* Collected data entries
╔══
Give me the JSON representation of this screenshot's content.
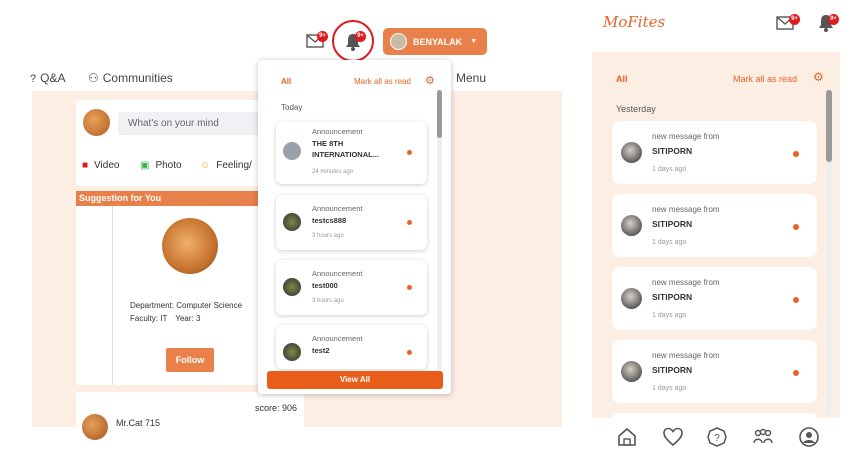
{
  "desktop": {
    "header": {
      "mail_badge": "9+",
      "bell_badge": "9+",
      "user_name": "BENYALAK"
    },
    "nav": {
      "qa": "Q&A",
      "communities": "Communities",
      "menu": "Menu"
    },
    "composer": {
      "placeholder": "What's on your mind",
      "video": "Video",
      "photo": "Photo",
      "feeling": "Feeling/"
    },
    "suggestion": {
      "header": "Suggestion for You",
      "department": "Department: Computer Science",
      "faculty": "Faculty: IT",
      "year": "Year: 3",
      "follow": "Follow"
    },
    "score_card": {
      "score": "score: 906",
      "name": "Mr.Cat 715"
    },
    "notifications": {
      "tab_all": "All",
      "mark_all": "Mark all as read",
      "section": "Today",
      "items": [
        {
          "type": "Announcement",
          "title": "THE 8TH INTERNATIONAL...",
          "time": "24 minutes ago"
        },
        {
          "type": "Announcement",
          "title": "testcs888",
          "time": "3 hours ago"
        },
        {
          "type": "Announcement",
          "title": "test000",
          "time": "3 hours ago"
        },
        {
          "type": "Announcement",
          "title": "test2",
          "time": ""
        }
      ],
      "view_all": "View All"
    }
  },
  "mobile": {
    "logo": "MoFites",
    "mail_badge": "9+",
    "bell_badge": "9+",
    "tab_all": "All",
    "mark_all": "Mark all as read",
    "section": "Yesterday",
    "items": [
      {
        "line1": "new message from",
        "name": "SITIPORN",
        "time": "1 days ago"
      },
      {
        "line1": "new message from",
        "name": "SITIPORN",
        "time": "1 days ago"
      },
      {
        "line1": "new message from",
        "name": "SITIPORN",
        "time": "1 days ago"
      },
      {
        "line1": "new message from",
        "name": "SITIPORN",
        "time": "1 days ago"
      }
    ]
  },
  "colors": {
    "accent": "#e8632a",
    "button": "#e8804a",
    "badge": "#e0191d",
    "feed_bg": "#fdeee3"
  }
}
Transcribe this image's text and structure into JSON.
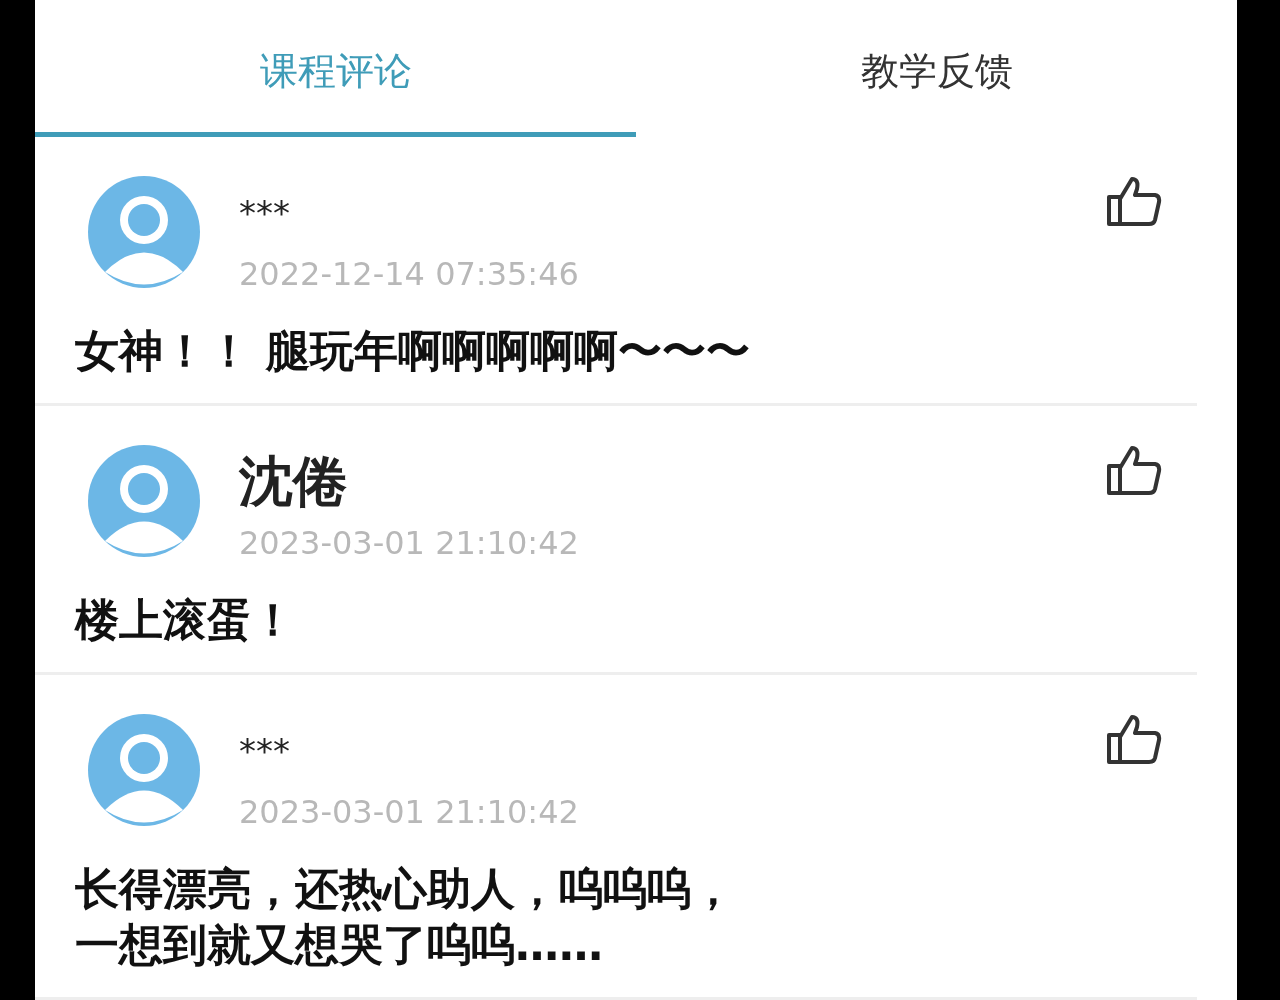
{
  "tabs": [
    {
      "label": "课程评论",
      "selected": true
    },
    {
      "label": "教学反馈",
      "selected": false
    }
  ],
  "comments": [
    {
      "kind": "masked",
      "name": "***",
      "time": "2022-12-14 07:35:46",
      "lines": [
        "女神！！ 腿玩年啊啊啊啊啊〜〜〜"
      ]
    },
    {
      "kind": "named",
      "name": "沈倦",
      "time": "2023-03-01 21:10:42",
      "lines": [
        "楼上滚蛋！"
      ]
    },
    {
      "kind": "masked",
      "name": "***",
      "time": "2023-03-01 21:10:42",
      "lines": [
        "长得漂亮，还热心助人，呜呜呜，",
        "一想到就又想哭了呜呜……"
      ]
    }
  ]
}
╚══
* Problem
Identify the lines of the entries containing the string "JSON". Copy each such line.

* The response
Give me the JSON representation of this screenshot's content.
Transcribe this image's text and structure into JSON.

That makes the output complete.